Records provided:
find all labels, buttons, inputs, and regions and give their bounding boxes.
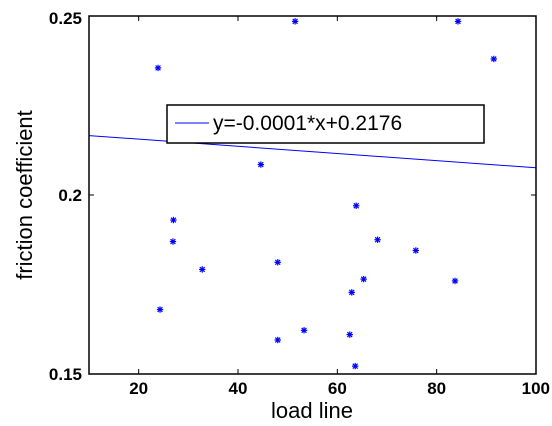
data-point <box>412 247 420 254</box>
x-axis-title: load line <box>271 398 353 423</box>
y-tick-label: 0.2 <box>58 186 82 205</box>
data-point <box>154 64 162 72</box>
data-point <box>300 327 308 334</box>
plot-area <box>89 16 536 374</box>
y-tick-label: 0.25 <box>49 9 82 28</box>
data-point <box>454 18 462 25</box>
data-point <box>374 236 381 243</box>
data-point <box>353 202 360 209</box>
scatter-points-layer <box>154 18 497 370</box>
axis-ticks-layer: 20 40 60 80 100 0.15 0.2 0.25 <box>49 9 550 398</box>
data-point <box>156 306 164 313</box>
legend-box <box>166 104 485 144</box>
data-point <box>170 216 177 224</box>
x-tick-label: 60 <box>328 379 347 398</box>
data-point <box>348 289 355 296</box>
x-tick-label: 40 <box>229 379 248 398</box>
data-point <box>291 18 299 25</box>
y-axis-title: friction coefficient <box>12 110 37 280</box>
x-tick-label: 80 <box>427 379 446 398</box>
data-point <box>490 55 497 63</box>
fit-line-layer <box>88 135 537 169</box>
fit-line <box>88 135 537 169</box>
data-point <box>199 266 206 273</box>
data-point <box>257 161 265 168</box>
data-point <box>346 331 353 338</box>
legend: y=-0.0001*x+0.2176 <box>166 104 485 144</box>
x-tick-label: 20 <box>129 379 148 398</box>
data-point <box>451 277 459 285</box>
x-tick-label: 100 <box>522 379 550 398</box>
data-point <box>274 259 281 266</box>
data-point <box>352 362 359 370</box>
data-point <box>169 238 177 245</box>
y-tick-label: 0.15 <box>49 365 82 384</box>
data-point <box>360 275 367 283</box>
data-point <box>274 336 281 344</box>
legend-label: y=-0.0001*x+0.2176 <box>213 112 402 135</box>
* * *
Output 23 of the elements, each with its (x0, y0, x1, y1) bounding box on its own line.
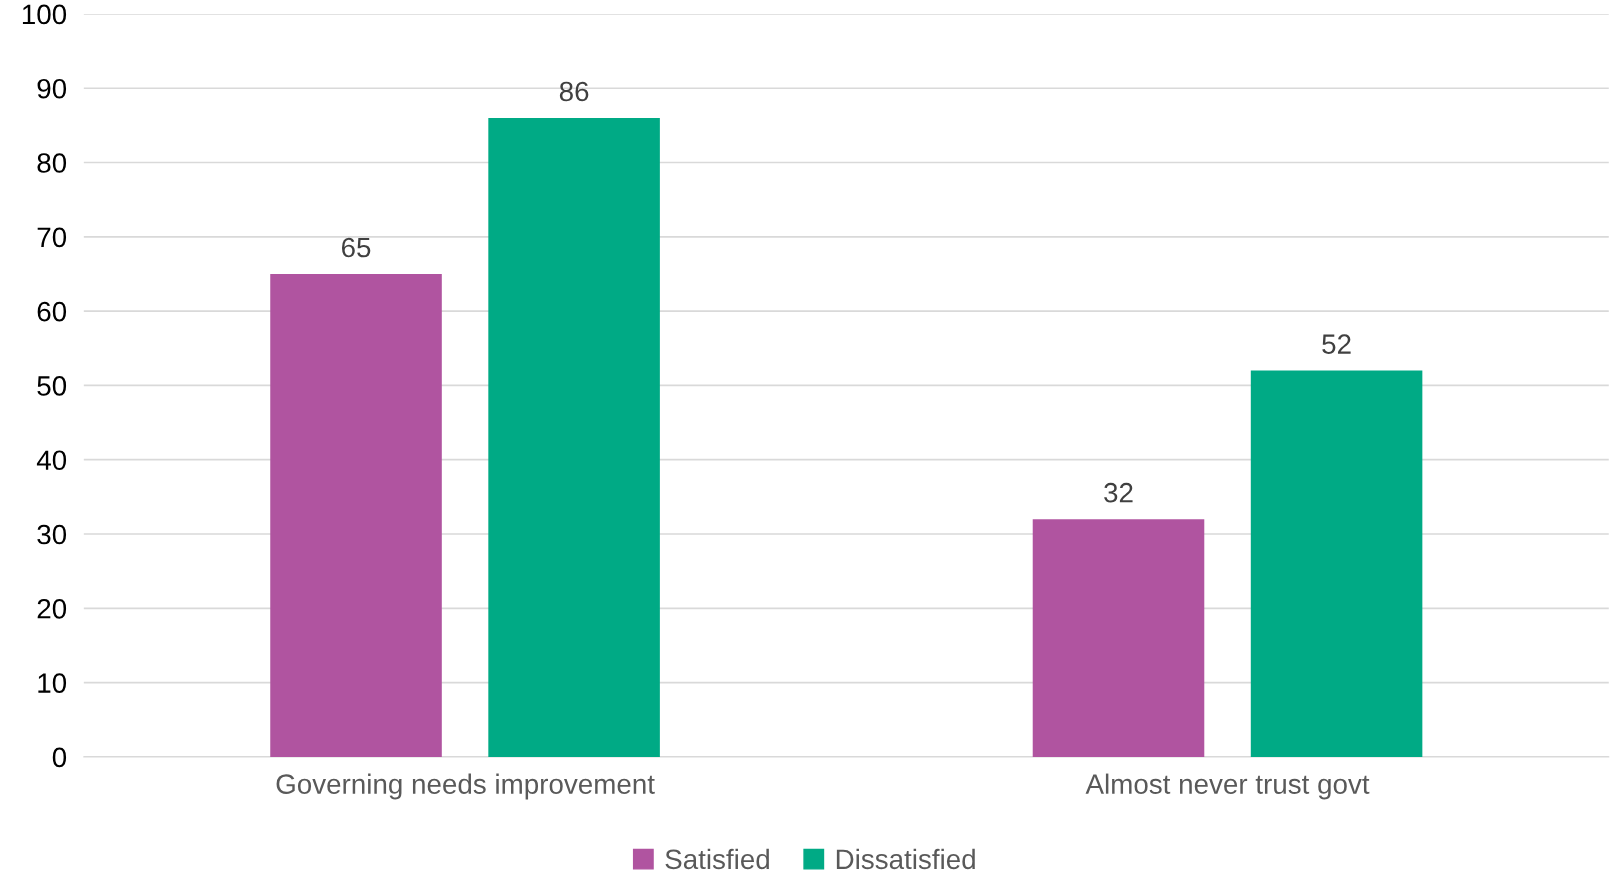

What is asked: Copy out, word for word, the lines that open with the one containing "find all labels, buttons, inputs, and" and close with the one containing "x-tick-label: 40 <box>229 379 248 398</box>", including both of those lines. Leave the picture out.

Exercise output:
find all labels, buttons, inputs, and regions and give their bounding boxes.
data-point <box>412 247 420 254</box>
x-axis-title: load line <box>271 398 353 423</box>
y-tick-label: 0.2 <box>58 186 82 205</box>
data-point <box>154 64 162 72</box>
data-point <box>300 327 308 334</box>
plot-area <box>89 16 536 374</box>
y-tick-label: 0.25 <box>49 9 82 28</box>
data-point <box>454 18 462 25</box>
data-point <box>374 236 381 243</box>
data-point <box>353 202 360 209</box>
scatter-points-layer <box>154 18 497 370</box>
axis-ticks-layer: 20 40 60 80 100 0.15 0.2 0.25 <box>49 9 550 398</box>
data-point <box>156 306 164 313</box>
legend-box <box>166 104 485 144</box>
data-point <box>170 216 177 224</box>
x-tick-label: 60 <box>328 379 347 398</box>
data-point <box>348 289 355 296</box>
x-tick-label: 40 <box>229 379 248 398</box>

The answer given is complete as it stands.